EXERCISE OBJECTIVE> Extract the complete data exactly as given.

═══ THE DATA ═══

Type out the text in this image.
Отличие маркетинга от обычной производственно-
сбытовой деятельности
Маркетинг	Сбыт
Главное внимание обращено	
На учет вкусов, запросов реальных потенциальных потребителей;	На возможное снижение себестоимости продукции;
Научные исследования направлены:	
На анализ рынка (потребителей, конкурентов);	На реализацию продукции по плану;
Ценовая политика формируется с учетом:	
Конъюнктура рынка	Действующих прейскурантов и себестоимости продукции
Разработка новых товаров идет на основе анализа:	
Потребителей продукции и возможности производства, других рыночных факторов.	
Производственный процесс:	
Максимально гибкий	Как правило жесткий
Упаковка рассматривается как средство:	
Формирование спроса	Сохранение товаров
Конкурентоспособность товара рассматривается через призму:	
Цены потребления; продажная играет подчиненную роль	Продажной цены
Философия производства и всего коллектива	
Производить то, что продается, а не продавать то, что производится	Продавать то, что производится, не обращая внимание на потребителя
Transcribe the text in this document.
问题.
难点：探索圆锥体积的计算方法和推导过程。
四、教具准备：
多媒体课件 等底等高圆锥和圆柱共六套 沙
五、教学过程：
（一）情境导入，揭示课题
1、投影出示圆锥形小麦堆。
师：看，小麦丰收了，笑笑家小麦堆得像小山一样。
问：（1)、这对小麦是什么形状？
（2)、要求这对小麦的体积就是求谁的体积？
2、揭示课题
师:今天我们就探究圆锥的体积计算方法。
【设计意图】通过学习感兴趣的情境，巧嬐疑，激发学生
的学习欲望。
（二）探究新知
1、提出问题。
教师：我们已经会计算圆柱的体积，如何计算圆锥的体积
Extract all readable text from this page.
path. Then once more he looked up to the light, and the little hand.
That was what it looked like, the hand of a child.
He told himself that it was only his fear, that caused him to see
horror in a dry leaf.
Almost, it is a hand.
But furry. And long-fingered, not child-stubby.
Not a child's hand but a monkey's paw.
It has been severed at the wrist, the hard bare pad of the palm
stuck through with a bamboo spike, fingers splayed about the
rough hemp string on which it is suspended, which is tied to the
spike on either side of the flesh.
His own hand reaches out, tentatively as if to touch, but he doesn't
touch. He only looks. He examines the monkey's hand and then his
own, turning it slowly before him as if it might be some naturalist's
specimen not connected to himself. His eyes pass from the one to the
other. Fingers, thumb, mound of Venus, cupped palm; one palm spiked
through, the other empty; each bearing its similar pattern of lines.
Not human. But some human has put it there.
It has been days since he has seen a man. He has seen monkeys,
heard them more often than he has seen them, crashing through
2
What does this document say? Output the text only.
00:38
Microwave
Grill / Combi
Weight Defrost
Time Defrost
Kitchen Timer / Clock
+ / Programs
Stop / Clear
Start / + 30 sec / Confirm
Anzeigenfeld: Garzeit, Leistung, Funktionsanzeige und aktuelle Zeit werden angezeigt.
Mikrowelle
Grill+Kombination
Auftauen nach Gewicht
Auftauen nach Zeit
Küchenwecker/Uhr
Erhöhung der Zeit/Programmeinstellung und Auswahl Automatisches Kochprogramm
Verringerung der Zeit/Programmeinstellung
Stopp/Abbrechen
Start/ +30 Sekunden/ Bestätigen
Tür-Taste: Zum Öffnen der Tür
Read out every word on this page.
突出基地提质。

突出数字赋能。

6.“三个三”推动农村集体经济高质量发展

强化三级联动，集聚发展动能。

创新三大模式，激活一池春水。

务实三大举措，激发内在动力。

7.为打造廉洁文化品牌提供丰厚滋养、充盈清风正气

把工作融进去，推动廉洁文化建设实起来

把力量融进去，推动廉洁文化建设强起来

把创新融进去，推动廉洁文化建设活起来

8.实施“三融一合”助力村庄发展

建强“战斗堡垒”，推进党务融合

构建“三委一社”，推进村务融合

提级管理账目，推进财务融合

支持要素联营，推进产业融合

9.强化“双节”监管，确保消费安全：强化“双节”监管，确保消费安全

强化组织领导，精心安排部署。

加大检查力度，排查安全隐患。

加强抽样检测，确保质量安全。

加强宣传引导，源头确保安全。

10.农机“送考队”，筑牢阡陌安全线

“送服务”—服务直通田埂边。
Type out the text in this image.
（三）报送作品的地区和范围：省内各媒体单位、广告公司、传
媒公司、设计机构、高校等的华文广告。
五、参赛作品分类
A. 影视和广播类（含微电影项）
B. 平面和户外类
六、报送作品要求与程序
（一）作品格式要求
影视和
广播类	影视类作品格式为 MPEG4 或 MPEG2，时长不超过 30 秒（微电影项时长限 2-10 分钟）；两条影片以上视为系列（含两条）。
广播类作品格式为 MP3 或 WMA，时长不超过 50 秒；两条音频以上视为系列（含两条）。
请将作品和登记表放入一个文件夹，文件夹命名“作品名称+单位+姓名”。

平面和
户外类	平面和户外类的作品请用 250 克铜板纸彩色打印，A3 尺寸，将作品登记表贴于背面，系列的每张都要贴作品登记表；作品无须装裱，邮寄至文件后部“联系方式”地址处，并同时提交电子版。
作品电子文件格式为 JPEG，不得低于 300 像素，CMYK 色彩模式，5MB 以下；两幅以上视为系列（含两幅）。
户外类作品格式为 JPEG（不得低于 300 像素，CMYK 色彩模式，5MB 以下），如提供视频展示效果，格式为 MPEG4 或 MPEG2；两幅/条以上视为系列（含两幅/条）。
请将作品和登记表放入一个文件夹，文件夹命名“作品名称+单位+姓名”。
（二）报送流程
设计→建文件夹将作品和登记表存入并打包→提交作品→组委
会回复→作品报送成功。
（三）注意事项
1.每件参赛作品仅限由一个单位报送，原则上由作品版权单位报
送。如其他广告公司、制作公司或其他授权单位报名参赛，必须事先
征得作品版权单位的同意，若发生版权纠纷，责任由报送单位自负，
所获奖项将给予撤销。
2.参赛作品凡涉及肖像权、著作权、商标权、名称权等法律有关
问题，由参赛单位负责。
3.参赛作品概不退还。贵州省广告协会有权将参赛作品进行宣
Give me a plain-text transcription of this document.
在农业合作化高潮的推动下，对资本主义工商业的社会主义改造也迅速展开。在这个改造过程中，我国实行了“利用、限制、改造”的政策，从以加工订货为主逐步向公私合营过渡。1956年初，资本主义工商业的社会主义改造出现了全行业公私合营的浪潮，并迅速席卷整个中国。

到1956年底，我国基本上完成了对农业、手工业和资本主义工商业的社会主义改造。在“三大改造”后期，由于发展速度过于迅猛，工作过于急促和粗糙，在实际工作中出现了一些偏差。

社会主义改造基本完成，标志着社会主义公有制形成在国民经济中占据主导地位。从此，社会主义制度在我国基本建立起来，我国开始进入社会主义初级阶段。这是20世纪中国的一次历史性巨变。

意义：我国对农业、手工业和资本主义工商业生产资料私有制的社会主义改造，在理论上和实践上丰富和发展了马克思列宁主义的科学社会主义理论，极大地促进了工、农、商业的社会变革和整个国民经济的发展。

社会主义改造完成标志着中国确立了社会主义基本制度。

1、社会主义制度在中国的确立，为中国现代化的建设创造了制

═══

SOLUTION TO THE PROBLEM>
Type out the text in this image.
Отличие маркетинга от обычной производственно-
сбытовой деятельности
Маркетинг	Сбыт
Главное внимание обращено	
На учет вкусов, запросов реальных потенциальных потребителей;	На возможное снижение себестоимости продукции;
Научные исследования направлены:	
На анализ рынка (потребителей, конкурентов);	На реализацию продукции по плану;
Ценовая политика формируется с учетом:	
Конъюнктура рынка	Действующих прейскурантов и себестоимости продукции
Разработка новых товаров идет на основе анализа:	
Потребителей продукции и возможности производства, других рыночных факторов.	
Производственный процесс:	
Максимально гибкий	Как правило жесткий
Упаковка рассматривается как средство:	
Формирование спроса	Сохранение товаров
Конкурентоспособность товара рассматривается через призму:	
Цены потребления; продажная играет подчиненную роль	Продажной цены
Философия производства и всего коллектива	
Производить то, что продается, а не продавать то, что производится	Продавать то, что производится, не обращая внимание на потребителя
Transcribe the text in this document.
问题.
难点：探索圆锥体积的计算方法和推导过程。
四、教具准备：
多媒体课件 等底等高圆锥和圆柱共六套 沙
五、教学过程：
（一）情境导入，揭示课题
1、投影出示圆锥形小麦堆。
师：看，小麦丰收了，笑笑家小麦堆得像小山一样。
问：（1)、这对小麦是什么形状？
（2)、要求这对小麦的体积就是求谁的体积？
2、揭示课题
师:今天我们就探究圆锥的体积计算方法。
【设计意图】通过学习感兴趣的情境，巧嬐疑，激发学生
的学习欲望。
（二）探究新知
1、提出问题。
教师：我们已经会计算圆柱的体积，如何计算圆锥的体积
Extract all readable text from this page.
path. Then once more he looked up to the light, and the little hand.
That was what it looked like, the hand of a child.
He told himself that it was only his fear, that caused him to see
horror in a dry leaf.
Almost, it is a hand.
But furry. And long-fingered, not child-stubby.
Not a child's hand but a monkey's paw.
It has been severed at the wrist, the hard bare pad of the palm
stuck through with a bamboo spike, fingers splayed about the
rough hemp string on which it is suspended, which is tied to the
spike on either side of the flesh.
His own hand reaches out, tentatively as if to touch, but he doesn't
touch. He only looks. He examines the monkey's hand and then his
own, turning it slowly before him as if it might be some naturalist's
specimen not connected to himself. His eyes pass from the one to the
other. Fingers, thumb, mound of Venus, cupped palm; one palm spiked
through, the other empty; each bearing its similar pattern of lines.
Not human. But some human has put it there.
It has been days since he has seen a man. He has seen monkeys,
heard them more often than he has seen them, crashing through
2
What does this document say? Output the text only.
00:38
Microwave
Grill / Combi
Weight Defrost
Time Defrost
Kitchen Timer / Clock
+ / Programs
Stop / Clear
Start / + 30 sec / Confirm
Anzeigenfeld: Garzeit, Leistung, Funktionsanzeige und aktuelle Zeit werden angezeigt.
Mikrowelle
Grill+Kombination
Auftauen nach Gewicht
Auftauen nach Zeit
Küchenwecker/Uhr
Erhöhung der Zeit/Programmeinstellung und Auswahl Automatisches Kochprogramm
Verringerung der Zeit/Programmeinstellung
Stopp/Abbrechen
Start/ +30 Sekunden/ Bestätigen
Tür-Taste: Zum Öffnen der Tür
Read out every word on this page.
突出基地提质。

突出数字赋能。

6.“三个三”推动农村集体经济高质量发展

强化三级联动，集聚发展动能。

创新三大模式，激活一池春水。

务实三大举措，激发内在动力。

7.为打造廉洁文化品牌提供丰厚滋养、充盈清风正气

把工作融进去，推动廉洁文化建设实起来

把力量融进去，推动廉洁文化建设强起来

把创新融进去，推动廉洁文化建设活起来

8.实施“三融一合”助力村庄发展

建强“战斗堡垒”，推进党务融合

构建“三委一社”，推进村务融合

提级管理账目，推进财务融合

支持要素联营，推进产业融合

9.强化“双节”监管，确保消费安全：强化“双节”监管，确保消费安全

强化组织领导，精心安排部署。

加大检查力度，排查安全隐患。

加强抽样检测，确保质量安全。

加强宣传引导，源头确保安全。

10.农机“送考队”，筑牢阡陌安全线

“送服务”—服务直通田埂边。
Type out the text in this image.
（三）报送作品的地区和范围：省内各媒体单位、广告公司、传
媒公司、设计机构、高校等的华文广告。
五、参赛作品分类
A. 影视和广播类（含微电影项）
B. 平面和户外类
六、报送作品要求与程序
（一）作品格式要求
影视和
广播类	影视类作品格式为 MPEG4 或 MPEG2，时长不超过 30 秒（微电影项时长限 2-10 分钟）；两条影片以上视为系列（含两条）。
广播类作品格式为 MP3 或 WMA，时长不超过 50 秒；两条音频以上视为系列（含两条）。
请将作品和登记表放入一个文件夹，文件夹命名“作品名称+单位+姓名”。

平面和
户外类	平面和户外类的作品请用 250 克铜板纸彩色打印，A3 尺寸，将作品登记表贴于背面，系列的每张都要贴作品登记表；作品无须装裱，邮寄至文件后部“联系方式”地址处，并同时提交电子版。
作品电子文件格式为 JPEG，不得低于 300 像素，CMYK 色彩模式，5MB 以下；两幅以上视为系列（含两幅）。
户外类作品格式为 JPEG（不得低于 300 像素，CMYK 色彩模式，5MB 以下），如提供视频展示效果，格式为 MPEG4 或 MPEG2；两幅/条以上视为系列（含两幅/条）。
请将作品和登记表放入一个文件夹，文件夹命名“作品名称+单位+姓名”。
（二）报送流程
设计→建文件夹将作品和登记表存入并打包→提交作品→组委
会回复→作品报送成功。
（三）注意事项
1.每件参赛作品仅限由一个单位报送，原则上由作品版权单位报
送。如其他广告公司、制作公司或其他授权单位报名参赛，必须事先
征得作品版权单位的同意，若发生版权纠纷，责任由报送单位自负，
所获奖项将给予撤销。
2.参赛作品凡涉及肖像权、著作权、商标权、名称权等法律有关
问题，由参赛单位负责。
3.参赛作品概不退还。贵州省广告协会有权将参赛作品进行宣
Give me a plain-text transcription of this document.
在农业合作化高潮的推动下，对资本主义工商业的社会主义改造也迅速展开。在这个改造过程中，我国实行了“利用、限制、改造”的政策，从以加工订货为主逐步向公私合营过渡。1956年初，资本主义工商业的社会主义改造出现了全行业公私合营的浪潮，并迅速席卷整个中国。

到1956年底，我国基本上完成了对农业、手工业和资本主义工商业的社会主义改造。在“三大改造”后期，由于发展速度过于迅猛，工作过于急促和粗糙，在实际工作中出现了一些偏差。

社会主义改造基本完成，标志着社会主义公有制形成在国民经济中占据主导地位。从此，社会主义制度在我国基本建立起来，我国开始进入社会主义初级阶段。这是20世纪中国的一次历史性巨变。

意义：我国对农业、手工业和资本主义工商业生产资料私有制的社会主义改造，在理论上和实践上丰富和发展了马克思列宁主义的科学社会主义理论，极大地促进了工、农、商业的社会变革和整个国民经济的发展。

社会主义改造完成标志着中国确立了社会主义基本制度。

1、社会主义制度在中国的确立，为中国现代化的建设创造了制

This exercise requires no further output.